● WHAT IS EXPECTED: Go through the entries below and write each one out exactly.

(Figure collection entries)
§ §

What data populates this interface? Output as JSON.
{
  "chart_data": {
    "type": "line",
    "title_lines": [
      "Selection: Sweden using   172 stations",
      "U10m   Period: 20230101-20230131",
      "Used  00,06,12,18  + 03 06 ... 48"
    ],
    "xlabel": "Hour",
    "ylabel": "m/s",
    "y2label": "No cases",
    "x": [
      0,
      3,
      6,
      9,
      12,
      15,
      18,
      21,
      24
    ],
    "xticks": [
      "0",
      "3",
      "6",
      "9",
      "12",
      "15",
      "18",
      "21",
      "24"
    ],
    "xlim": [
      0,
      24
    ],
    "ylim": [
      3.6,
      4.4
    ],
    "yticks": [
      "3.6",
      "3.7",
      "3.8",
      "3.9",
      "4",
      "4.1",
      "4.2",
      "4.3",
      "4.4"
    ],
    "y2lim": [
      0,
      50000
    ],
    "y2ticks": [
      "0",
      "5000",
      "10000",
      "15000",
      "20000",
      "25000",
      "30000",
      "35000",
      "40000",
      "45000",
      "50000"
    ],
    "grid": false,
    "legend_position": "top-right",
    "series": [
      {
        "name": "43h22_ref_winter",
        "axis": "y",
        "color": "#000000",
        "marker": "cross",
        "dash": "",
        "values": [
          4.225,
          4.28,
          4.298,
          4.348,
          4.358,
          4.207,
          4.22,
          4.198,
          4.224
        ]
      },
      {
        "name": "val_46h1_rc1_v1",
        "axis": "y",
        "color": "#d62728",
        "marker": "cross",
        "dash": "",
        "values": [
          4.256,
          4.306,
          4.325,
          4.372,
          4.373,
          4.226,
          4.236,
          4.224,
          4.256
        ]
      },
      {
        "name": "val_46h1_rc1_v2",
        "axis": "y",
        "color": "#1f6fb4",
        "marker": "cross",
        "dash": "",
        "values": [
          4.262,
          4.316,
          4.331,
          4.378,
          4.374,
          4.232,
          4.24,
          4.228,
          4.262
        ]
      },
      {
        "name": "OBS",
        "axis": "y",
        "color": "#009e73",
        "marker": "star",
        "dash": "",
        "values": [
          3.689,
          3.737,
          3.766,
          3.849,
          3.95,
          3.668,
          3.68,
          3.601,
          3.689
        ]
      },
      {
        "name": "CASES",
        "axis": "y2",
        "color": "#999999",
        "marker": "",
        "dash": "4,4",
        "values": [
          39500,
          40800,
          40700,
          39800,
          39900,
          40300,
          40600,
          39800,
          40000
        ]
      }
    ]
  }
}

§ §

● EXERCISE RESULT:
What data populates this interface? Output as JSON.
{
  "chart_data": {
    "type": "line",
    "title_lines": [
      "Selection: Sweden using   172 stations",
      "U10m   Period: 20230101-20230131",
      "Used  00,06,12,18  + 03 06 ... 48"
    ],
    "xlabel": "Hour",
    "ylabel": "m/s",
    "y2label": "No cases",
    "x": [
      0,
      3,
      6,
      9,
      12,
      15,
      18,
      21,
      24
    ],
    "xticks": [
      "0",
      "3",
      "6",
      "9",
      "12",
      "15",
      "18",
      "21",
      "24"
    ],
    "xlim": [
      0,
      24
    ],
    "ylim": [
      3.6,
      4.4
    ],
    "yticks": [
      "3.6",
      "3.7",
      "3.8",
      "3.9",
      "4",
      "4.1",
      "4.2",
      "4.3",
      "4.4"
    ],
    "y2lim": [
      0,
      50000
    ],
    "y2ticks": [
      "0",
      "5000",
      "10000",
      "15000",
      "20000",
      "25000",
      "30000",
      "35000",
      "40000",
      "45000",
      "50000"
    ],
    "grid": false,
    "legend_position": "top-right",
    "series": [
      {
        "name": "43h22_ref_winter",
        "axis": "y",
        "color": "#000000",
        "marker": "cross",
        "dash": "",
        "values": [
          4.225,
          4.28,
          4.298,
          4.348,
          4.358,
          4.207,
          4.22,
          4.198,
          4.224
        ]
      },
      {
        "name": "val_46h1_rc1_v1",
        "axis": "y",
        "color": "#d62728",
        "marker": "cross",
        "dash": "",
        "values": [
          4.256,
          4.306,
          4.325,
          4.372,
          4.373,
          4.226,
          4.236,
          4.224,
          4.256
        ]
      },
      {
        "name": "val_46h1_rc1_v2",
        "axis": "y",
        "color": "#1f6fb4",
        "marker": "cross",
        "dash": "",
        "values": [
          4.262,
          4.316,
          4.331,
          4.378,
          4.374,
          4.232,
          4.24,
          4.228,
          4.262
        ]
      },
      {
        "name": "OBS",
        "axis": "y",
        "color": "#009e73",
        "marker": "star",
        "dash": "",
        "values": [
          3.689,
          3.737,
          3.766,
          3.849,
          3.95,
          3.668,
          3.68,
          3.601,
          3.689
        ]
      },
      {
        "name": "CASES",
        "axis": "y2",
        "color": "#999999",
        "marker": "",
        "dash": "4,4",
        "values": [
          39500,
          40800,
          40700,
          39800,
          39900,
          40300,
          40600,
          39800,
          40000
        ]
      }
    ]
  }
}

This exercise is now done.